■ Exercise instructions: Report only the number of lines holding "text".

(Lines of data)

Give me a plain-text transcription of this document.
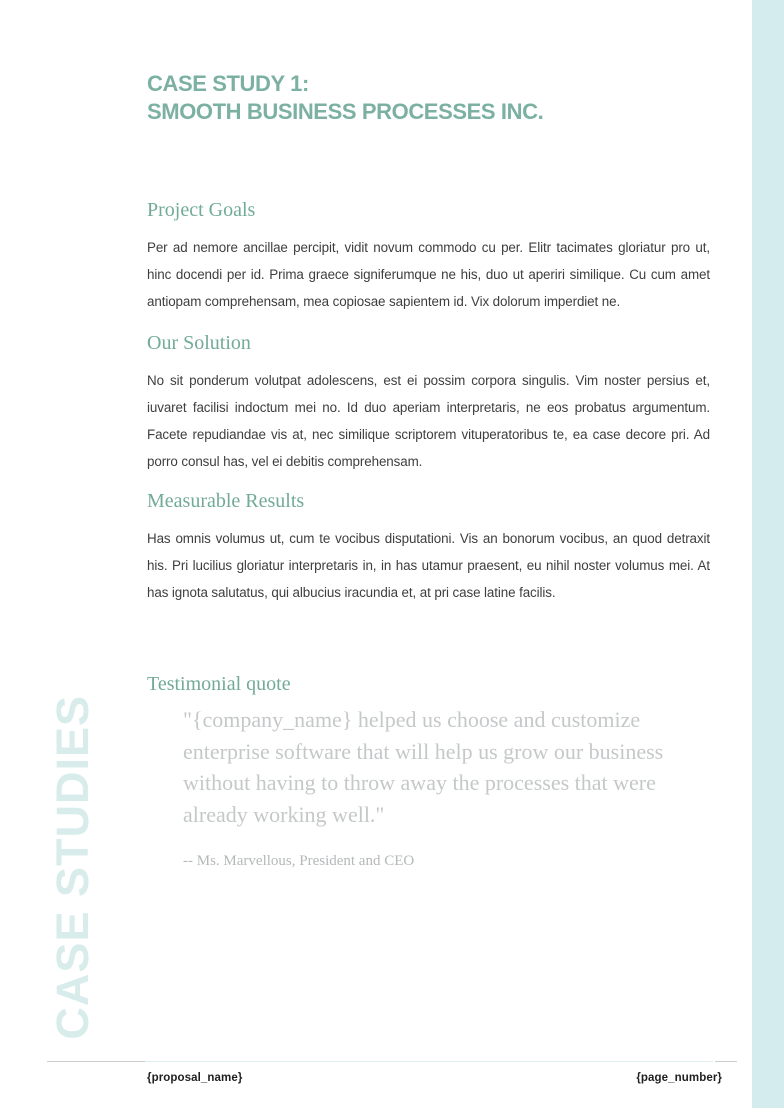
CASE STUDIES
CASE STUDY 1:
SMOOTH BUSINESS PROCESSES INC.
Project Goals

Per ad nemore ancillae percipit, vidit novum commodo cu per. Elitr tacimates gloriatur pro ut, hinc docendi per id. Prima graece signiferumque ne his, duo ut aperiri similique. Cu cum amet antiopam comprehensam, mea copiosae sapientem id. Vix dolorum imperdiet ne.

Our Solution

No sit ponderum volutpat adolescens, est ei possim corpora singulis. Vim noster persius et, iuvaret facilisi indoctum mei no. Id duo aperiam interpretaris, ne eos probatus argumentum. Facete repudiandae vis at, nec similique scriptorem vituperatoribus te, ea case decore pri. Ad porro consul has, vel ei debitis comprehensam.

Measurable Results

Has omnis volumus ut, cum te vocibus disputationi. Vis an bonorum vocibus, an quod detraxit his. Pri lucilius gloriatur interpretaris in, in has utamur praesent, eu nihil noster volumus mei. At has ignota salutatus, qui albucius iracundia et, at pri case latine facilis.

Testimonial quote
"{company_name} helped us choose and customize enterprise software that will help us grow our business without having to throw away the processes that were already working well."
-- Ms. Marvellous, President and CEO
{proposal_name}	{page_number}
--
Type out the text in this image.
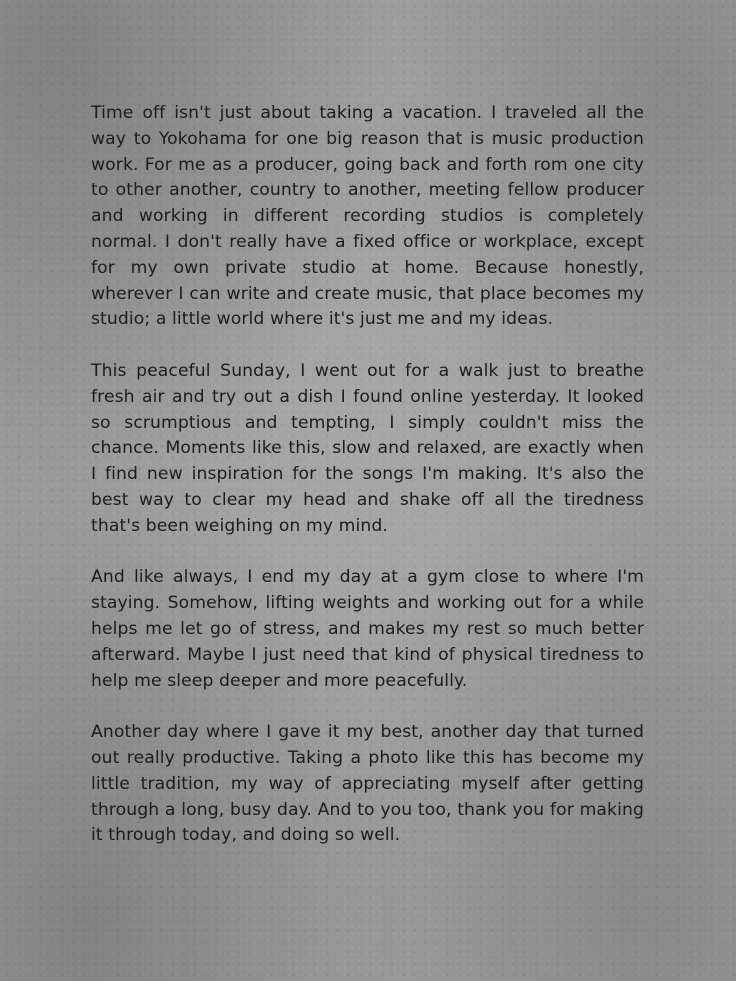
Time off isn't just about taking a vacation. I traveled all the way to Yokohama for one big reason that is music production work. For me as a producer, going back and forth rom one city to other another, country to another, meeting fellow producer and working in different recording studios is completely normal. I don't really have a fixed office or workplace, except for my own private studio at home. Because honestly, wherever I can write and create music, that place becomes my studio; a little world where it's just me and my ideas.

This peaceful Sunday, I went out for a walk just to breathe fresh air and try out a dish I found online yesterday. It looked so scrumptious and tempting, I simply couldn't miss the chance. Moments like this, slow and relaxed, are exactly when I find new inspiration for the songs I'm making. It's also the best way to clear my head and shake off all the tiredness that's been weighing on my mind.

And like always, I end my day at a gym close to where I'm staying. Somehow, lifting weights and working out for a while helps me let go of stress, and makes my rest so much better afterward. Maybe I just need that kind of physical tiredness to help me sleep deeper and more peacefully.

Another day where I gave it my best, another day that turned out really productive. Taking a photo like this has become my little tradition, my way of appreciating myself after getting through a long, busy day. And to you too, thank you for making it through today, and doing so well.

■ Written answer: 2